» **Task requirements**
Search the data for the string "true" and gather each line it is in.

» **Supplied records**
####
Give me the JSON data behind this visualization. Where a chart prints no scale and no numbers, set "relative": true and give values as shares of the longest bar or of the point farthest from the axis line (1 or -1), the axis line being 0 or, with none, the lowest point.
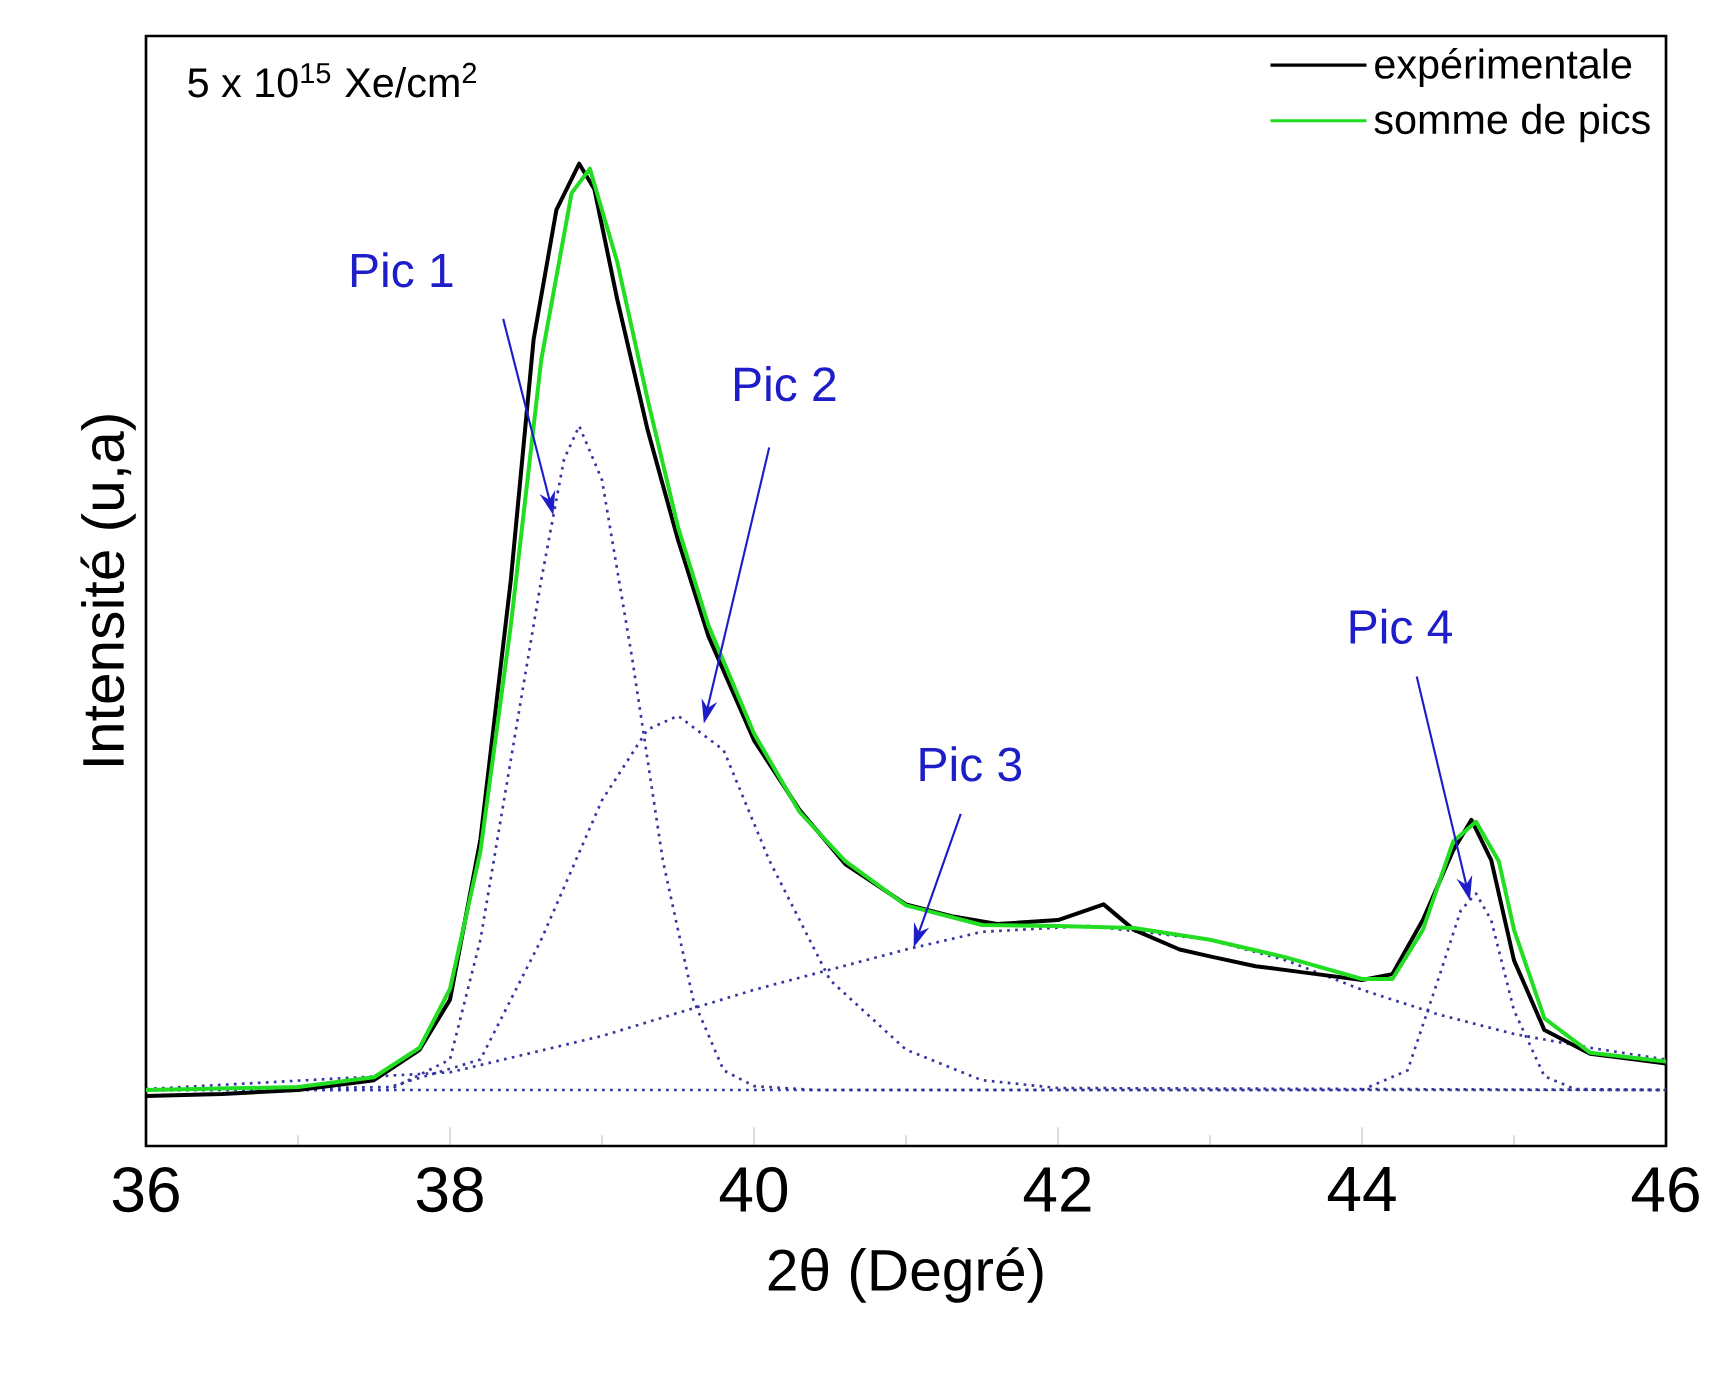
{
  "chart_data": {
    "type": "line",
    "relative": true,
    "xlabel": "2θ (Degré)",
    "ylabel": "Intensité (u,a)",
    "xlim": [
      36,
      46
    ],
    "xticks": [
      36,
      38,
      40,
      42,
      44,
      46
    ],
    "tick_labels": "x",
    "legend": "top right",
    "grid": false,
    "marker": "none",
    "annotations": [
      "5 x 10$^{15}$ Xe/cm$^{2}$",
      {
        "text": "Pic 1",
        "x": 38.68,
        "y": 0.642
      },
      {
        "text": "Pic 2",
        "x": 39.67,
        "y": 0.43
      },
      {
        "text": "Pic 3",
        "x": 41.05,
        "y": 0.202
      },
      {
        "text": "Pic 4",
        "x": 44.71,
        "y": 0.25
      }
    ],
    "series": [
      {
        "line_style": "dotted",
        "color": "#3535a0",
        "x": [
          36,
          37.6,
          38.0,
          38.2,
          38.4,
          38.6,
          38.75,
          38.85,
          39.0,
          39.2,
          39.4,
          39.6,
          39.8,
          40.0,
          40.4,
          46
        ],
        "values": [
          0.057,
          0.057,
          0.088,
          0.21,
          0.393,
          0.576,
          0.699,
          0.733,
          0.678,
          0.495,
          0.291,
          0.149,
          0.077,
          0.061,
          0.057,
          0.057
        ]
      },
      {
        "line_style": "dotted",
        "color": "#3535a0",
        "x": [
          36,
          37.6,
          38.2,
          38.6,
          39.0,
          39.3,
          39.5,
          39.8,
          40.1,
          40.5,
          41.0,
          41.5,
          42.0,
          46
        ],
        "values": [
          0.057,
          0.06,
          0.088,
          0.21,
          0.352,
          0.424,
          0.438,
          0.403,
          0.291,
          0.169,
          0.098,
          0.067,
          0.059,
          0.057
        ]
      },
      {
        "line_style": "dotted",
        "color": "#3535a0",
        "x": [
          36,
          38,
          39,
          40,
          41,
          41.5,
          42.2,
          43,
          43.5,
          44,
          44.5,
          45,
          45.5,
          46
        ],
        "values": [
          0.058,
          0.075,
          0.112,
          0.159,
          0.2,
          0.218,
          0.224,
          0.21,
          0.189,
          0.159,
          0.134,
          0.114,
          0.1,
          0.088
        ]
      },
      {
        "line_style": "dotted",
        "color": "#3535a0",
        "x": [
          36,
          44,
          44.3,
          44.5,
          44.65,
          44.75,
          44.85,
          45.0,
          45.2,
          45.4,
          46
        ],
        "values": [
          0.057,
          0.057,
          0.077,
          0.169,
          0.24,
          0.257,
          0.23,
          0.138,
          0.071,
          0.058,
          0.057
        ]
      },
      {
        "line_style": "solid",
        "name": "expérimentale",
        "color": "#000000",
        "x": [
          36,
          36.5,
          37,
          37.5,
          37.8,
          38.0,
          38.2,
          38.4,
          38.55,
          38.7,
          38.85,
          38.95,
          39.1,
          39.3,
          39.5,
          39.7,
          40.0,
          40.3,
          40.6,
          41.0,
          41.3,
          41.6,
          42.0,
          42.3,
          42.5,
          42.8,
          43.0,
          43.3,
          43.6,
          44.0,
          44.2,
          44.4,
          44.6,
          44.72,
          44.85,
          45.0,
          45.2,
          45.5,
          45.8,
          46
        ],
        "values": [
          0.051,
          0.053,
          0.057,
          0.067,
          0.098,
          0.149,
          0.312,
          0.576,
          0.821,
          0.953,
          1.0,
          0.974,
          0.862,
          0.729,
          0.617,
          0.519,
          0.413,
          0.342,
          0.287,
          0.246,
          0.234,
          0.226,
          0.23,
          0.246,
          0.22,
          0.2,
          0.193,
          0.183,
          0.177,
          0.169,
          0.175,
          0.23,
          0.301,
          0.332,
          0.291,
          0.189,
          0.118,
          0.094,
          0.088,
          0.084
        ]
      },
      {
        "line_style": "solid",
        "name": "somme de pics",
        "color": "#22dd22",
        "x": [
          36,
          37,
          37.5,
          37.8,
          38.0,
          38.2,
          38.4,
          38.6,
          38.8,
          38.92,
          39.1,
          39.3,
          39.5,
          39.7,
          40.0,
          40.3,
          40.6,
          41.0,
          41.5,
          42.0,
          42.5,
          43,
          43.5,
          44.0,
          44.2,
          44.4,
          44.6,
          44.75,
          44.9,
          45.0,
          45.2,
          45.5,
          46
        ],
        "values": [
          0.057,
          0.06,
          0.07,
          0.1,
          0.16,
          0.3,
          0.53,
          0.8,
          0.97,
          0.995,
          0.9,
          0.76,
          0.63,
          0.53,
          0.42,
          0.34,
          0.29,
          0.245,
          0.225,
          0.224,
          0.222,
          0.21,
          0.192,
          0.17,
          0.17,
          0.22,
          0.31,
          0.33,
          0.29,
          0.22,
          0.13,
          0.095,
          0.086
        ]
      }
    ]
  }
}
####
» **Final answer**
Give me the JSON data behind this visualization. Where a chart prints no scale and no numbers, set "relative": true and give values as shares of the longest bar or of the point farthest from the axis line (1 or -1), the axis line being 0 or, with none, the lowest point.
    "relative": true,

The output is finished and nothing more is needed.